Objective:
Check every line below for the word "label" and copy the ones that have it.

Records for this exercise:
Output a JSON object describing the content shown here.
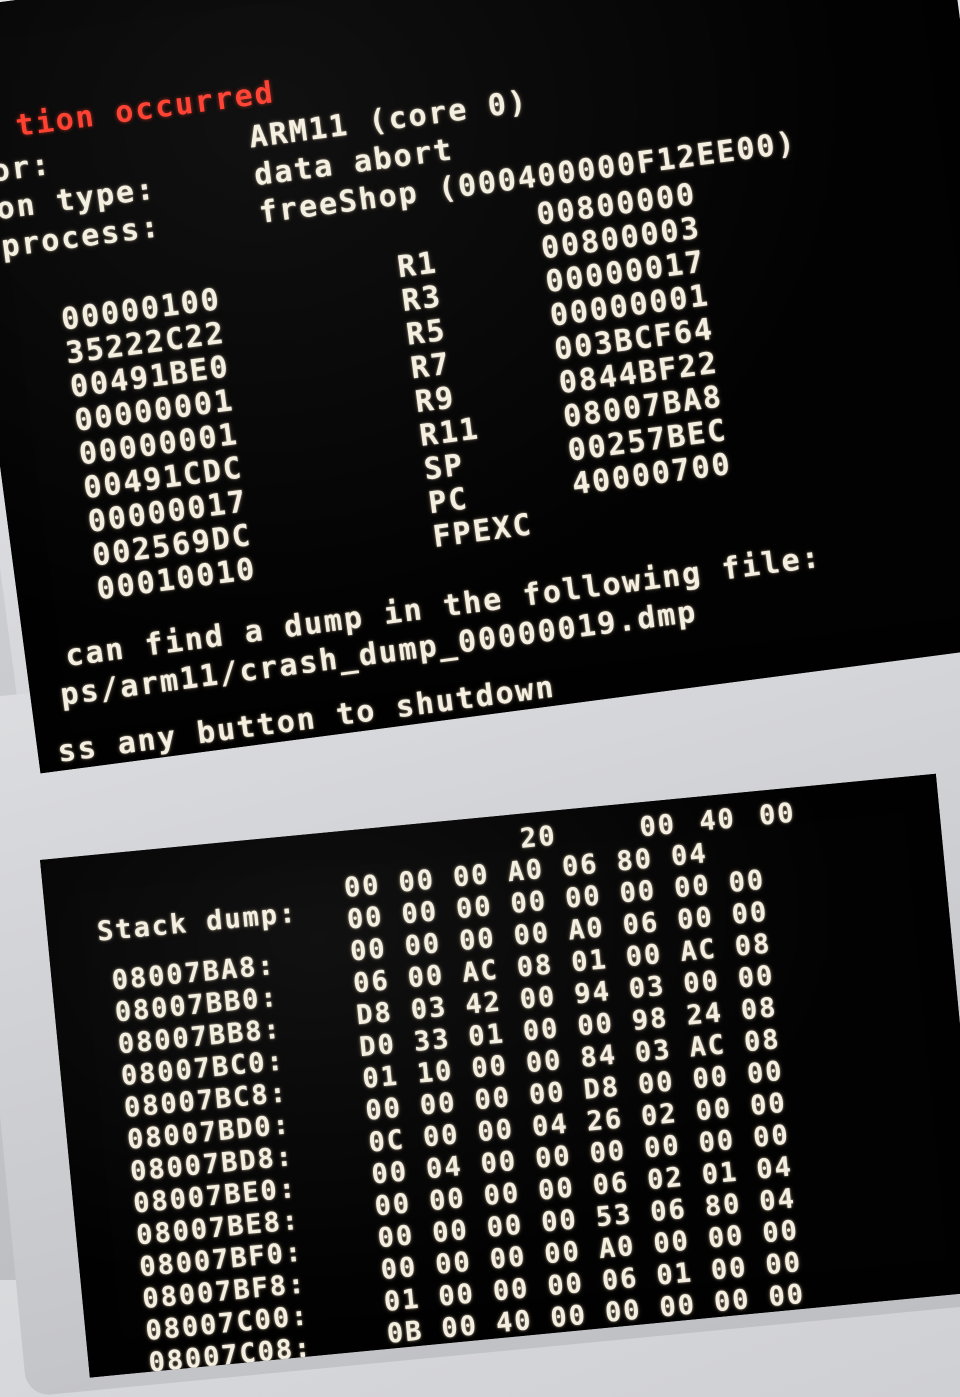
{
  "top_screen": {
    "title": "tion occurred",
    "info": [
      {
        "label": "or:",
        "value": "ARM11 (core 0)"
      },
      {
        "label": "on type:",
        "value": "data abort"
      },
      {
        "label": "process:",
        "value": "freeShop (000400000F12EE00)"
      }
    ],
    "left_values": [
      "00000100",
      "35222C22",
      "00491BE0",
      "00000001",
      "00000001",
      "00491CDC",
      "00000017",
      "002569DC",
      "00010010"
    ],
    "right_registers": [
      {
        "name": "",
        "value": "00800000"
      },
      {
        "name": "R1",
        "value": "00800003"
      },
      {
        "name": "R3",
        "value": "00000017"
      },
      {
        "name": "R5",
        "value": "00000001"
      },
      {
        "name": "R7",
        "value": "003BCF64"
      },
      {
        "name": "R9",
        "value": "0844BF22"
      },
      {
        "name": "R11",
        "value": "08007BA8"
      },
      {
        "name": "SP",
        "value": "00257BEC"
      },
      {
        "name": "PC",
        "value": "40000700"
      },
      {
        "name": "FPEXC",
        "value": ""
      }
    ],
    "message_lines": [
      "can find a dump in the following file:",
      "ps/arm11/crash_dump_00000019.dmp",
      "ss any button to shutdown"
    ]
  },
  "bottom_screen": {
    "title": "Stack dump:",
    "header_bytes": [
      "20",
      "00",
      "40",
      "00"
    ],
    "rows": [
      {
        "addr": "",
        "bytes": "00 00 00 A0 06 80 04"
      },
      {
        "addr": "",
        "bytes": "00 00 00 00 00 00 00 00"
      },
      {
        "addr": "08007BA8:",
        "bytes": "00 00 00 00 A0 06 00 00"
      },
      {
        "addr": "08007BB0:",
        "bytes": "06 00 AC 08 01 00 AC 08"
      },
      {
        "addr": "08007BB8:",
        "bytes": "D8 03 42 00 94 03 00 00"
      },
      {
        "addr": "08007BC0:",
        "bytes": "D0 33 01 00 00 98 24 08"
      },
      {
        "addr": "08007BC8:",
        "bytes": "01 10 00 00 84 03 AC 08"
      },
      {
        "addr": "08007BD0:",
        "bytes": "00 00 00 00 D8 00 00 00"
      },
      {
        "addr": "08007BD8:",
        "bytes": "0C 00 00 04 26 02 00 00"
      },
      {
        "addr": "08007BE0:",
        "bytes": "00 04 00 00 00 00 00 00"
      },
      {
        "addr": "08007BE8:",
        "bytes": "00 00 00 00 06 02 01 04"
      },
      {
        "addr": "08007BF0:",
        "bytes": "00 00 00 00 53 06 80 04"
      },
      {
        "addr": "08007BF8:",
        "bytes": "00 00 00 00 A0 00 00 00"
      },
      {
        "addr": "08007C00:",
        "bytes": "01 00 00 00 06 01 00 00"
      },
      {
        "addr": "08007C08:",
        "bytes": "0B 00 40 00 00 00 00 00"
      }
    ]
  }
}
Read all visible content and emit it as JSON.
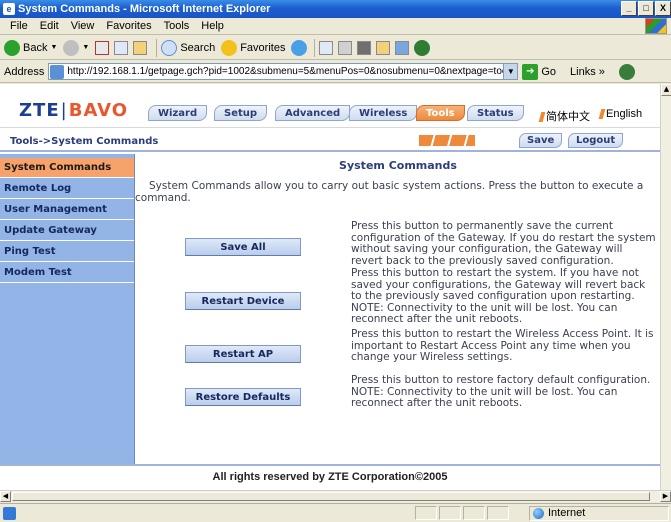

Response to the task:
        "label": "or:",
        "label": "on type:",
        "label": "process:",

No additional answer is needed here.